● What is being asked: State only how many lines below include the string "title".

● Input rows:
* * *

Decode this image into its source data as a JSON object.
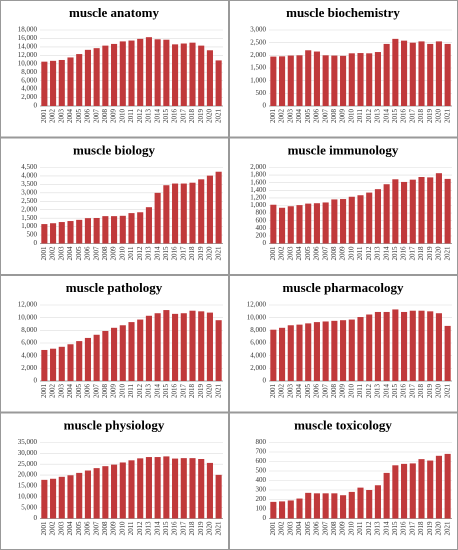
{
  "chart_data": [
    {
      "type": "bar",
      "title": "muscle anatomy",
      "color": "#c0393b",
      "grid": true,
      "categories": [
        "2001",
        "2002",
        "2003",
        "2004",
        "2005",
        "2006",
        "2007",
        "2008",
        "2009",
        "2010",
        "2011",
        "2012",
        "2013",
        "2014",
        "2015",
        "2016",
        "2017",
        "2018",
        "2019",
        "2020",
        "2021"
      ],
      "values": [
        10500,
        10700,
        10900,
        11500,
        12300,
        13300,
        13700,
        14300,
        14700,
        15300,
        15500,
        15900,
        16300,
        15800,
        15700,
        14600,
        14800,
        15000,
        14300,
        13200,
        10800
      ],
      "ylim": [
        0,
        18000
      ],
      "yticks": [
        0,
        {
          "value": 2000,
          "label": "2,000"
        },
        {
          "value": 4000,
          "label": "4,000"
        },
        {
          "value": 6000,
          "label": "6,000"
        },
        {
          "value": 8000,
          "label": "8,000"
        },
        {
          "value": 10000,
          "label": "10,000"
        },
        {
          "value": 12000,
          "label": "12,000"
        },
        {
          "value": 14000,
          "label": "14,000"
        },
        {
          "value": 16000,
          "label": "16,000"
        },
        {
          "value": 18000,
          "label": "18,000"
        }
      ]
    },
    {
      "type": "bar",
      "title": "muscle biochemistry",
      "color": "#c0393b",
      "grid": true,
      "categories": [
        "2001",
        "2002",
        "2003",
        "2004",
        "2005",
        "2006",
        "2007",
        "2008",
        "2009",
        "2010",
        "2011",
        "2012",
        "2013",
        "2014",
        "2015",
        "2016",
        "2017",
        "2018",
        "2019",
        "2020",
        "2021"
      ],
      "values": [
        1950,
        1960,
        1990,
        2000,
        2200,
        2150,
        2000,
        1990,
        1980,
        2080,
        2090,
        2080,
        2130,
        2450,
        2650,
        2580,
        2500,
        2550,
        2450,
        2550,
        2450
      ],
      "ylim": [
        0,
        3000
      ],
      "yticks": [
        0,
        500,
        {
          "value": 1000,
          "label": "1,000"
        },
        {
          "value": 1500,
          "label": "1,500"
        },
        {
          "value": 2000,
          "label": "2,000"
        },
        {
          "value": 2500,
          "label": "2,500"
        },
        {
          "value": 3000,
          "label": "3,000"
        }
      ]
    },
    {
      "type": "bar",
      "title": "muscle biology",
      "color": "#c0393b",
      "grid": true,
      "categories": [
        "2001",
        "2002",
        "2003",
        "2004",
        "2005",
        "2006",
        "2007",
        "2008",
        "2009",
        "2010",
        "2011",
        "2012",
        "2013",
        "2014",
        "2015",
        "2016",
        "2017",
        "2018",
        "2019",
        "2020",
        "2021"
      ],
      "values": [
        1150,
        1200,
        1270,
        1330,
        1400,
        1500,
        1510,
        1620,
        1620,
        1640,
        1800,
        1850,
        2150,
        3000,
        3450,
        3550,
        3550,
        3600,
        3800,
        4020,
        4250
      ],
      "ylim": [
        0,
        4500
      ],
      "yticks": [
        0,
        500,
        {
          "value": 1000,
          "label": "1,000"
        },
        {
          "value": 1500,
          "label": "1,500"
        },
        {
          "value": 2000,
          "label": "2,000"
        },
        {
          "value": 2500,
          "label": "2,500"
        },
        {
          "value": 3000,
          "label": "3,000"
        },
        {
          "value": 3500,
          "label": "3,500"
        },
        {
          "value": 4000,
          "label": "4,000"
        },
        {
          "value": 4500,
          "label": "4,500"
        }
      ]
    },
    {
      "type": "bar",
      "title": "muscle immunology",
      "color": "#c0393b",
      "grid": true,
      "categories": [
        "2001",
        "2002",
        "2003",
        "2004",
        "2005",
        "2006",
        "2007",
        "2008",
        "2009",
        "2010",
        "2011",
        "2012",
        "2013",
        "2014",
        "2015",
        "2016",
        "2017",
        "2018",
        "2019",
        "2020",
        "2021"
      ],
      "values": [
        1020,
        940,
        980,
        1010,
        1050,
        1060,
        1080,
        1160,
        1170,
        1230,
        1270,
        1340,
        1430,
        1560,
        1690,
        1620,
        1680,
        1750,
        1740,
        1850,
        1700
      ],
      "ylim": [
        0,
        2000
      ],
      "yticks": [
        0,
        200,
        400,
        600,
        800,
        {
          "value": 1000,
          "label": "1,000"
        },
        {
          "value": 1200,
          "label": "1,200"
        },
        {
          "value": 1400,
          "label": "1,400"
        },
        {
          "value": 1600,
          "label": "1,600"
        },
        {
          "value": 1800,
          "label": "1,800"
        },
        {
          "value": 2000,
          "label": "2,000"
        }
      ]
    },
    {
      "type": "bar",
      "title": "muscle pathology",
      "color": "#c0393b",
      "grid": true,
      "categories": [
        "2001",
        "2002",
        "2003",
        "2004",
        "2005",
        "2006",
        "2007",
        "2008",
        "2009",
        "2010",
        "2011",
        "2012",
        "2013",
        "2014",
        "2015",
        "2016",
        "2017",
        "2018",
        "2019",
        "2020",
        "2021"
      ],
      "values": [
        4900,
        5100,
        5400,
        5800,
        6300,
        6800,
        7300,
        7900,
        8400,
        8800,
        9300,
        9700,
        10300,
        10700,
        11200,
        10600,
        10700,
        11100,
        11000,
        10800,
        9600
      ],
      "ylim": [
        0,
        12000
      ],
      "yticks": [
        0,
        {
          "value": 2000,
          "label": "2,000"
        },
        {
          "value": 4000,
          "label": "4,000"
        },
        {
          "value": 6000,
          "label": "6,000"
        },
        {
          "value": 8000,
          "label": "8,000"
        },
        {
          "value": 10000,
          "label": "10,000"
        },
        {
          "value": 12000,
          "label": "12,000"
        }
      ]
    },
    {
      "type": "bar",
      "title": "muscle pharmacology",
      "color": "#c0393b",
      "grid": true,
      "categories": [
        "2001",
        "2002",
        "2003",
        "2004",
        "2005",
        "2006",
        "2007",
        "2008",
        "2009",
        "2010",
        "2011",
        "2012",
        "2013",
        "2014",
        "2015",
        "2016",
        "2017",
        "2018",
        "2019",
        "2020",
        "2021"
      ],
      "values": [
        8100,
        8400,
        8800,
        8900,
        9100,
        9300,
        9400,
        9500,
        9600,
        9700,
        10100,
        10500,
        10900,
        10900,
        11300,
        10900,
        11100,
        11100,
        11000,
        10700,
        8700
      ],
      "ylim": [
        0,
        12000
      ],
      "yticks": [
        0,
        {
          "value": 2000,
          "label": "2,000"
        },
        {
          "value": 4000,
          "label": "4,000"
        },
        {
          "value": 6000,
          "label": "6,000"
        },
        {
          "value": 8000,
          "label": "8,000"
        },
        {
          "value": 10000,
          "label": "10,000"
        },
        {
          "value": 12000,
          "label": "12,000"
        }
      ]
    },
    {
      "type": "bar",
      "title": "muscle physiology",
      "color": "#c0393b",
      "grid": true,
      "categories": [
        "2001",
        "2002",
        "2003",
        "2004",
        "2005",
        "2006",
        "2007",
        "2008",
        "2009",
        "2010",
        "2011",
        "2012",
        "2013",
        "2014",
        "2015",
        "2016",
        "2017",
        "2018",
        "2019",
        "2020",
        "2021"
      ],
      "values": [
        17800,
        18300,
        19200,
        19900,
        21000,
        22100,
        23200,
        24100,
        24800,
        25800,
        26800,
        27700,
        28300,
        28300,
        28600,
        27600,
        27800,
        27800,
        27400,
        25600,
        20100
      ],
      "ylim": [
        0,
        35000
      ],
      "yticks": [
        0,
        {
          "value": 5000,
          "label": "5,000"
        },
        {
          "value": 10000,
          "label": "10,000"
        },
        {
          "value": 15000,
          "label": "15,000"
        },
        {
          "value": 20000,
          "label": "20,000"
        },
        {
          "value": 25000,
          "label": "25,000"
        },
        {
          "value": 30000,
          "label": "30,000"
        },
        {
          "value": 35000,
          "label": "35,000"
        }
      ]
    },
    {
      "type": "bar",
      "title": "muscle toxicology",
      "color": "#c0393b",
      "grid": true,
      "categories": [
        "2001",
        "2002",
        "2003",
        "2004",
        "2005",
        "2006",
        "2007",
        "2008",
        "2009",
        "2010",
        "2011",
        "2012",
        "2013",
        "2014",
        "2015",
        "2016",
        "2017",
        "2018",
        "2019",
        "2020",
        "2021"
      ],
      "values": [
        175,
        180,
        190,
        210,
        270,
        265,
        265,
        265,
        245,
        280,
        325,
        300,
        350,
        480,
        560,
        575,
        580,
        625,
        610,
        660,
        680
      ],
      "ylim": [
        0,
        800
      ],
      "yticks": [
        0,
        100,
        200,
        300,
        400,
        500,
        600,
        700,
        800
      ]
    }
  ]
}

* * *

● Finished task: 8